Extracted data
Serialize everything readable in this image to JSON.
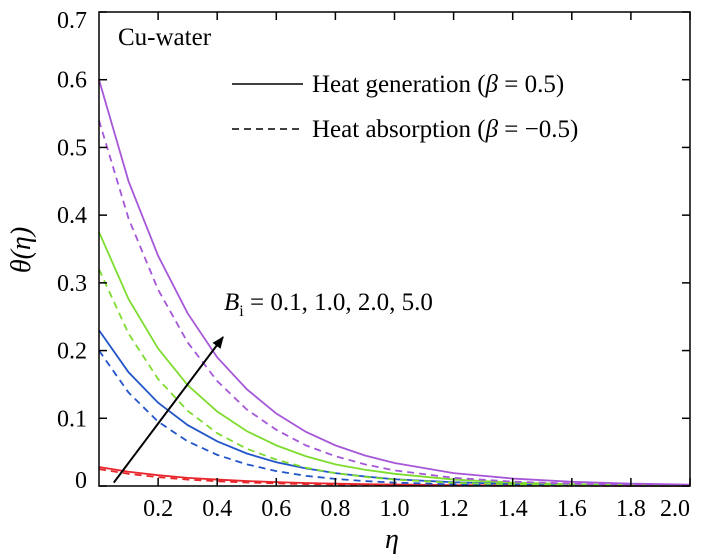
{
  "chart_data": {
    "type": "line",
    "title": "",
    "xlabel": "η",
    "ylabel": "θ(η)",
    "xlim": [
      0,
      2.0
    ],
    "ylim": [
      0,
      0.7
    ],
    "x_ticks": [
      0.2,
      0.4,
      0.6,
      0.8,
      1.0,
      1.2,
      1.4,
      1.6,
      1.8,
      2.0
    ],
    "x_tick_labels": [
      "0.2",
      "0.4",
      "0.6",
      "0.8",
      "1.0",
      "1.2",
      "1.4",
      "1.6",
      "1.8",
      "2.0"
    ],
    "y_ticks": [
      0,
      0.1,
      0.2,
      0.3,
      0.4,
      0.5,
      0.6,
      0.7
    ],
    "y_tick_labels": [
      "0",
      "0.1",
      "0.2",
      "0.3",
      "0.4",
      "0.5",
      "0.6",
      "0.7"
    ],
    "grid": false,
    "legend_position": "top-right",
    "box_label": "Cu-water",
    "legend": [
      {
        "label_start": "Heat generation (",
        "symbol": "β",
        "label_end": " = 0.5)",
        "style": "solid"
      },
      {
        "label_start": "Heat absorption (",
        "symbol": "β",
        "label_end": " = −0.5)",
        "style": "dashed"
      }
    ],
    "annotation": {
      "symbol": "B",
      "subscript": "i",
      "text": " = 0.1, 1.0, 2.0, 5.0",
      "arrow_from": [
        0.05,
        0.005
      ],
      "arrow_to": [
        0.42,
        0.22
      ]
    },
    "x": [
      0,
      0.1,
      0.2,
      0.3,
      0.4,
      0.5,
      0.6,
      0.7,
      0.8,
      0.9,
      1.0,
      1.2,
      1.4,
      1.6,
      1.8,
      2.0
    ],
    "series": [
      {
        "bi": "0.1",
        "case": "Heat generation",
        "color": "#e8262c",
        "dashed": false,
        "values": [
          0.028,
          0.021,
          0.016,
          0.012,
          0.0095,
          0.0073,
          0.0057,
          0.0044,
          0.0034,
          0.0027,
          0.0021,
          0.0013,
          0.0008,
          0.0005,
          0.0003,
          0.0002
        ]
      },
      {
        "bi": "0.1",
        "case": "Heat absorption",
        "color": "#e8262c",
        "dashed": true,
        "values": [
          0.025,
          0.018,
          0.013,
          0.0095,
          0.007,
          0.0052,
          0.0039,
          0.0029,
          0.0022,
          0.0016,
          0.0012,
          0.0007,
          0.0004,
          0.0002,
          0.0001,
          0.0001
        ]
      },
      {
        "bi": "1.0",
        "case": "Heat generation",
        "color": "#2255c8",
        "dashed": false,
        "values": [
          0.23,
          0.168,
          0.123,
          0.09,
          0.066,
          0.048,
          0.035,
          0.026,
          0.019,
          0.014,
          0.01,
          0.0055,
          0.003,
          0.0016,
          0.0009,
          0.0005
        ]
      },
      {
        "bi": "1.0",
        "case": "Heat absorption",
        "color": "#2255c8",
        "dashed": true,
        "values": [
          0.2,
          0.138,
          0.095,
          0.066,
          0.046,
          0.032,
          0.022,
          0.015,
          0.0105,
          0.0073,
          0.005,
          0.0024,
          0.0012,
          0.0006,
          0.0003,
          0.0001
        ]
      },
      {
        "bi": "2.0",
        "case": "Heat generation",
        "color": "#7ddc2e",
        "dashed": false,
        "values": [
          0.375,
          0.276,
          0.203,
          0.149,
          0.11,
          0.081,
          0.06,
          0.044,
          0.032,
          0.024,
          0.018,
          0.0095,
          0.005,
          0.0027,
          0.0015,
          0.0008
        ]
      },
      {
        "bi": "2.0",
        "case": "Heat absorption",
        "color": "#7ddc2e",
        "dashed": true,
        "values": [
          0.32,
          0.225,
          0.158,
          0.111,
          0.078,
          0.055,
          0.039,
          0.027,
          0.019,
          0.0135,
          0.0095,
          0.0047,
          0.0024,
          0.0012,
          0.0006,
          0.0003
        ]
      },
      {
        "bi": "5.0",
        "case": "Heat generation",
        "color": "#a657d8",
        "dashed": false,
        "values": [
          0.6,
          0.45,
          0.34,
          0.255,
          0.19,
          0.143,
          0.107,
          0.08,
          0.06,
          0.045,
          0.034,
          0.019,
          0.011,
          0.0062,
          0.0035,
          0.002
        ]
      },
      {
        "bi": "5.0",
        "case": "Heat absorption",
        "color": "#a657d8",
        "dashed": true,
        "values": [
          0.54,
          0.395,
          0.29,
          0.212,
          0.155,
          0.113,
          0.083,
          0.06,
          0.044,
          0.032,
          0.023,
          0.012,
          0.0065,
          0.0034,
          0.0018,
          0.001
        ]
      }
    ]
  }
}
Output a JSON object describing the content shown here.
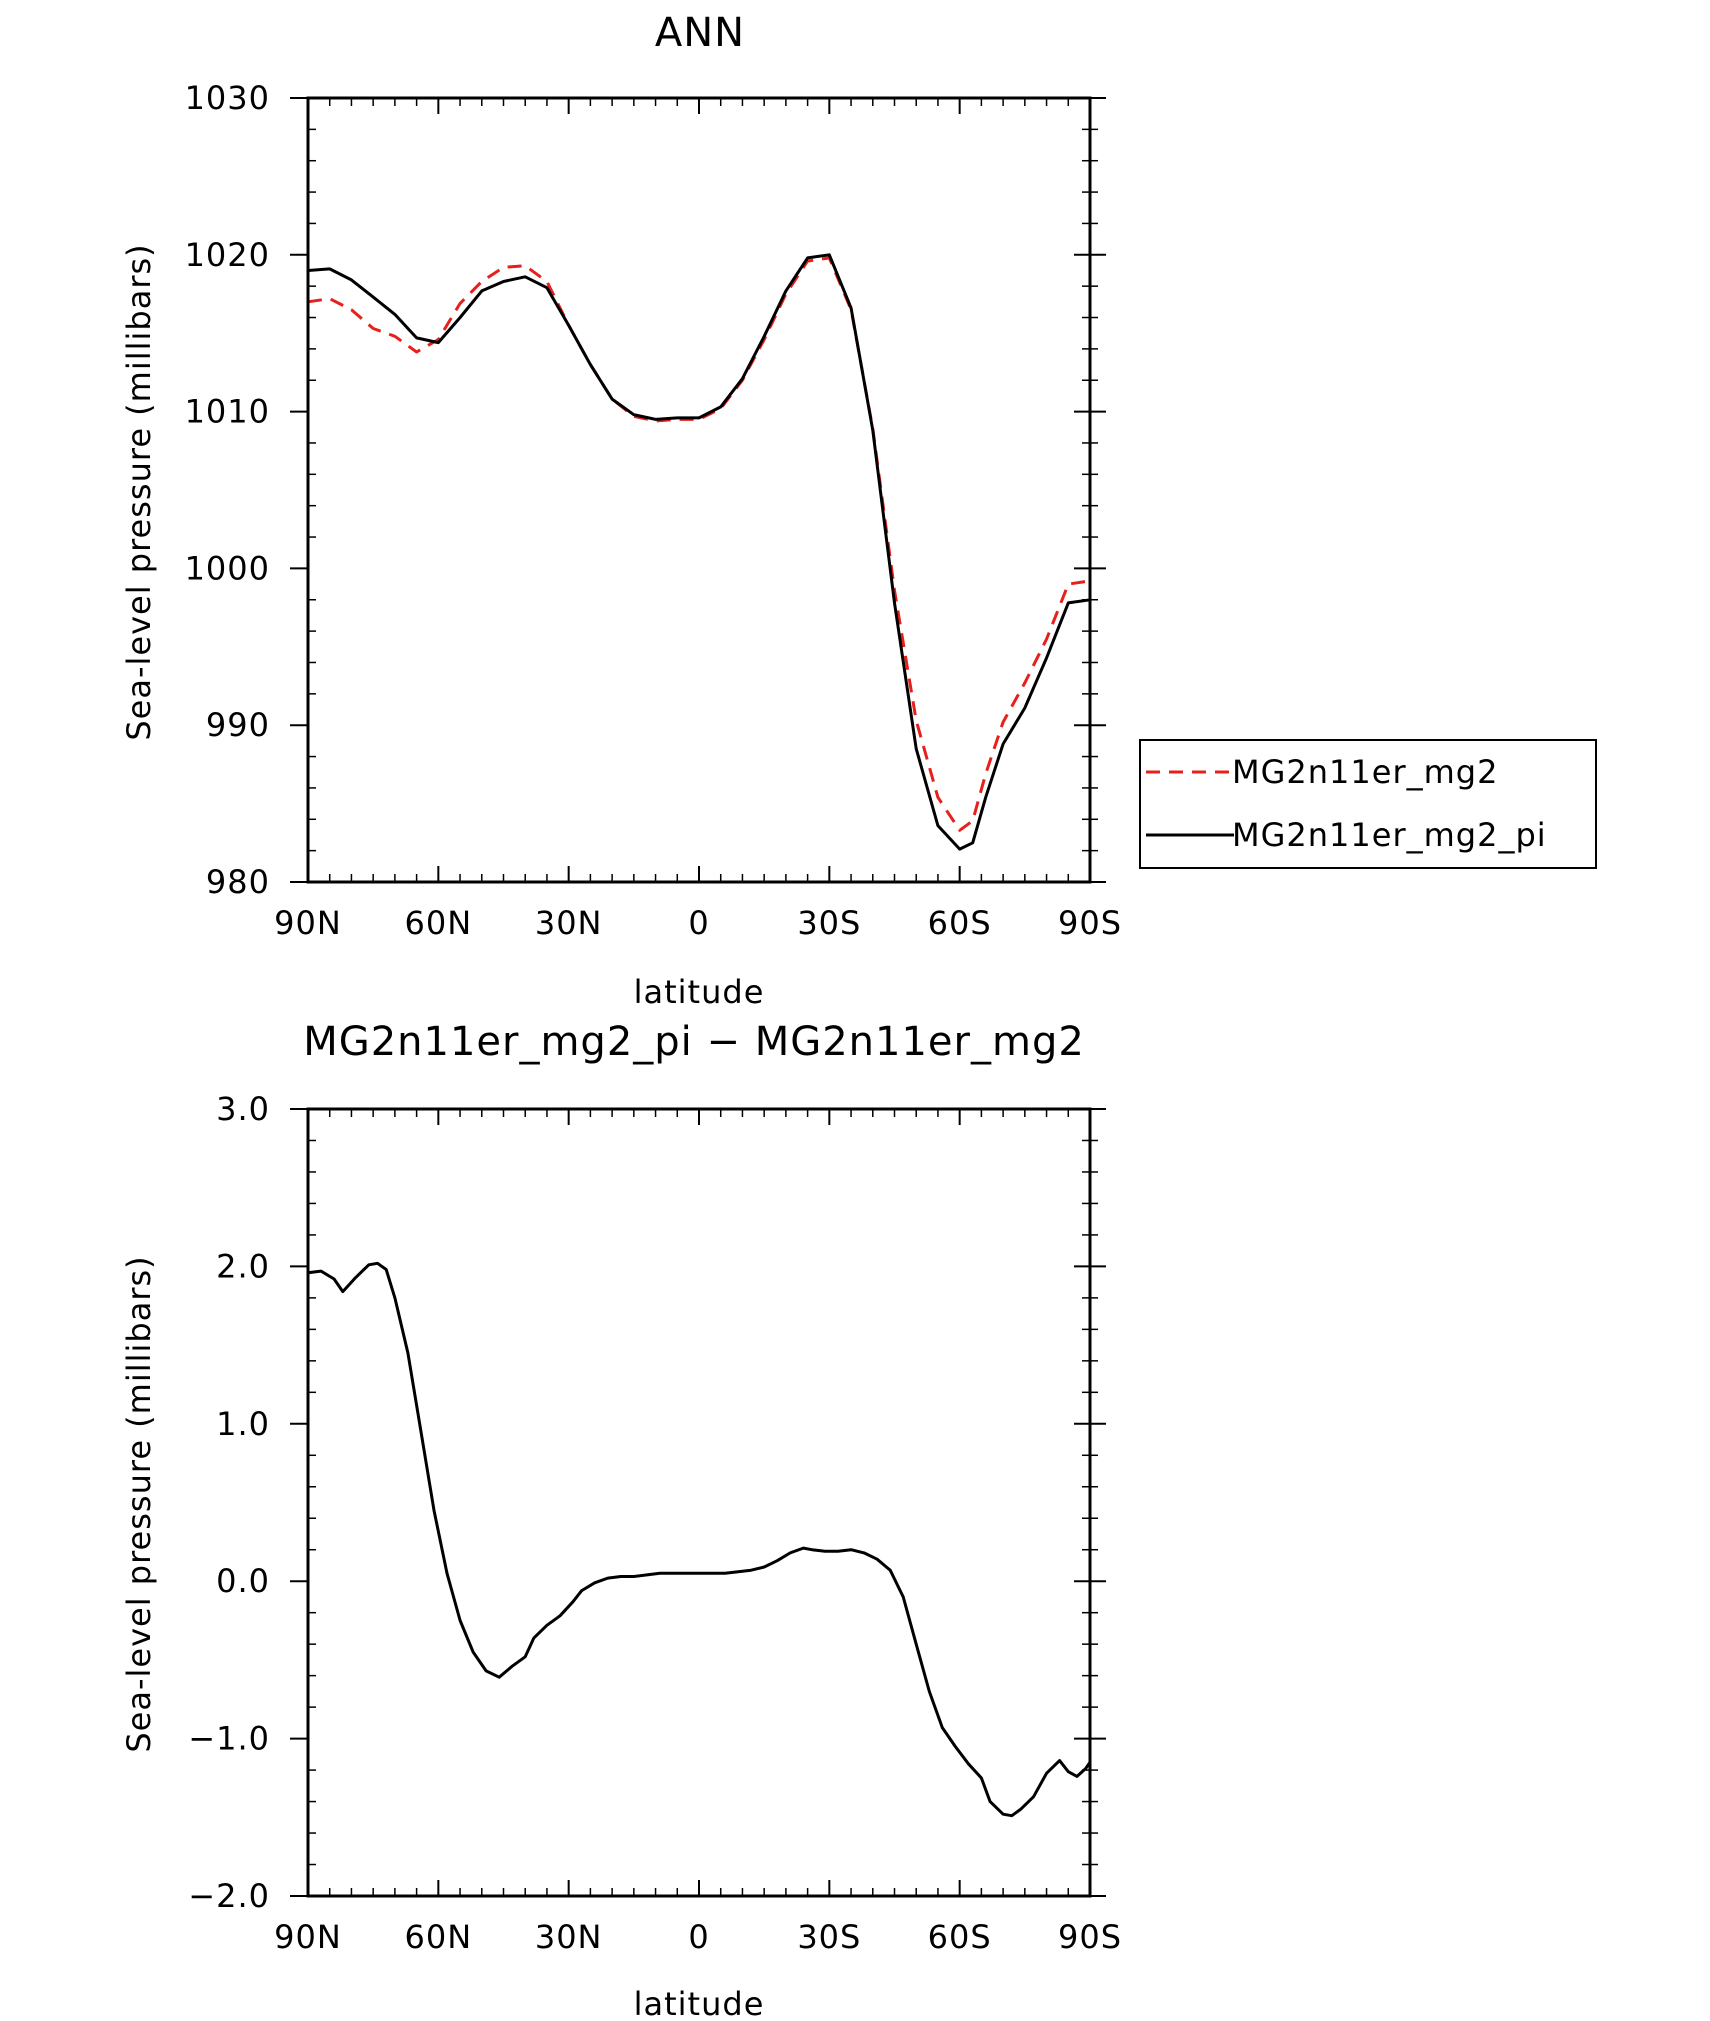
{
  "chart_data": [
    {
      "type": "line",
      "title": "ANN",
      "xlabel": "latitude",
      "ylabel": "Sea-level pressure (millibars)",
      "xlim": [
        90,
        -90
      ],
      "ylim": [
        980,
        1030
      ],
      "x_ticks": [
        90,
        60,
        30,
        0,
        -30,
        -60,
        -90
      ],
      "x_tick_labels": [
        "90N",
        "60N",
        "30N",
        "0",
        "30S",
        "60S",
        "90S"
      ],
      "y_ticks": [
        980,
        990,
        1000,
        1010,
        1020,
        1030
      ],
      "y_tick_labels": [
        "980",
        "990",
        "1000",
        "1010",
        "1020",
        "1030"
      ],
      "legend_position": "right",
      "series": [
        {
          "name": "MG2n11er_mg2",
          "color": "#e8201c",
          "dash": "dashed",
          "x": [
            90,
            85,
            80,
            75,
            70,
            65,
            60,
            55,
            50,
            45,
            40,
            35,
            30,
            25,
            20,
            15,
            10,
            5,
            0,
            -5,
            -10,
            -15,
            -20,
            -25,
            -30,
            -35,
            -40,
            -45,
            -50,
            -55,
            -60,
            -63,
            -66,
            -70,
            -75,
            -80,
            -85,
            -90
          ],
          "y": [
            1017.0,
            1017.2,
            1016.5,
            1015.3,
            1014.8,
            1013.8,
            1014.6,
            1016.9,
            1018.3,
            1019.2,
            1019.3,
            1018.3,
            1015.5,
            1013.0,
            1010.8,
            1009.7,
            1009.4,
            1009.5,
            1009.5,
            1010.2,
            1012.0,
            1014.6,
            1017.5,
            1019.6,
            1019.8,
            1016.5,
            1008.9,
            998.6,
            990.3,
            985.4,
            983.3,
            983.9,
            986.9,
            990.2,
            992.7,
            995.5,
            999.0,
            999.2
          ]
        },
        {
          "name": "MG2n11er_mg2_pi",
          "color": "#000000",
          "dash": "solid",
          "x": [
            90,
            85,
            80,
            75,
            70,
            65,
            60,
            55,
            50,
            45,
            40,
            35,
            30,
            25,
            20,
            15,
            10,
            5,
            0,
            -5,
            -10,
            -15,
            -20,
            -25,
            -30,
            -35,
            -40,
            -45,
            -50,
            -55,
            -60,
            -63,
            -66,
            -70,
            -75,
            -80,
            -85,
            -90
          ],
          "y": [
            1019.0,
            1019.1,
            1018.4,
            1017.3,
            1016.2,
            1014.7,
            1014.4,
            1016.0,
            1017.7,
            1018.3,
            1018.6,
            1017.9,
            1015.5,
            1013.0,
            1010.8,
            1009.8,
            1009.5,
            1009.6,
            1009.6,
            1010.3,
            1012.1,
            1014.8,
            1017.7,
            1019.8,
            1020.0,
            1016.6,
            1008.8,
            997.8,
            988.5,
            983.6,
            982.1,
            982.5,
            985.4,
            988.8,
            991.1,
            994.3,
            997.8,
            998.0
          ]
        }
      ]
    },
    {
      "type": "line",
      "title": "MG2n11er_mg2_pi − MG2n11er_mg2",
      "xlabel": "latitude",
      "ylabel": "Sea-level pressure (millibars)",
      "xlim": [
        90,
        -90
      ],
      "ylim": [
        -2.0,
        3.0
      ],
      "x_ticks": [
        90,
        60,
        30,
        0,
        -30,
        -60,
        -90
      ],
      "x_tick_labels": [
        "90N",
        "60N",
        "30N",
        "0",
        "30S",
        "60S",
        "90S"
      ],
      "y_ticks": [
        -2.0,
        -1.0,
        0.0,
        1.0,
        2.0,
        3.0
      ],
      "y_tick_labels": [
        "−2.0",
        "−1.0",
        "0.0",
        "1.0",
        "2.0",
        "3.0"
      ],
      "series": [
        {
          "color": "#000000",
          "dash": "solid",
          "x": [
            90,
            87,
            84,
            82,
            79,
            76,
            74,
            72,
            70,
            67,
            64,
            61,
            58,
            55,
            52,
            49,
            46,
            43,
            40,
            38,
            35,
            32,
            29,
            27,
            24,
            21,
            18,
            15,
            12,
            9,
            6,
            3,
            0,
            -3,
            -6,
            -9,
            -12,
            -15,
            -18,
            -21,
            -24,
            -26,
            -29,
            -32,
            -35,
            -38,
            -41,
            -44,
            -47,
            -50,
            -53,
            -56,
            -59,
            -62,
            -65,
            -67,
            -70,
            -72,
            -74,
            -77,
            -80,
            -83,
            -85,
            -87,
            -89,
            -90
          ],
          "y": [
            1.96,
            1.97,
            1.92,
            1.84,
            1.93,
            2.01,
            2.02,
            1.98,
            1.8,
            1.45,
            0.95,
            0.45,
            0.05,
            -0.25,
            -0.45,
            -0.57,
            -0.61,
            -0.54,
            -0.48,
            -0.36,
            -0.28,
            -0.22,
            -0.13,
            -0.06,
            -0.01,
            0.02,
            0.03,
            0.03,
            0.04,
            0.05,
            0.05,
            0.05,
            0.05,
            0.05,
            0.05,
            0.06,
            0.07,
            0.09,
            0.13,
            0.18,
            0.21,
            0.2,
            0.19,
            0.19,
            0.2,
            0.18,
            0.14,
            0.07,
            -0.1,
            -0.4,
            -0.7,
            -0.93,
            -1.05,
            -1.16,
            -1.25,
            -1.4,
            -1.48,
            -1.49,
            -1.45,
            -1.37,
            -1.22,
            -1.14,
            -1.21,
            -1.24,
            -1.19,
            -1.15
          ]
        }
      ]
    }
  ],
  "legend": {
    "items": [
      "MG2n11er_mg2",
      "MG2n11er_mg2_pi"
    ]
  }
}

Given task
Copy every line of the listing containing the string "JSON".

Response
Serialize everything readable in this image to JSON.
Output a JSON object describing the content shown here.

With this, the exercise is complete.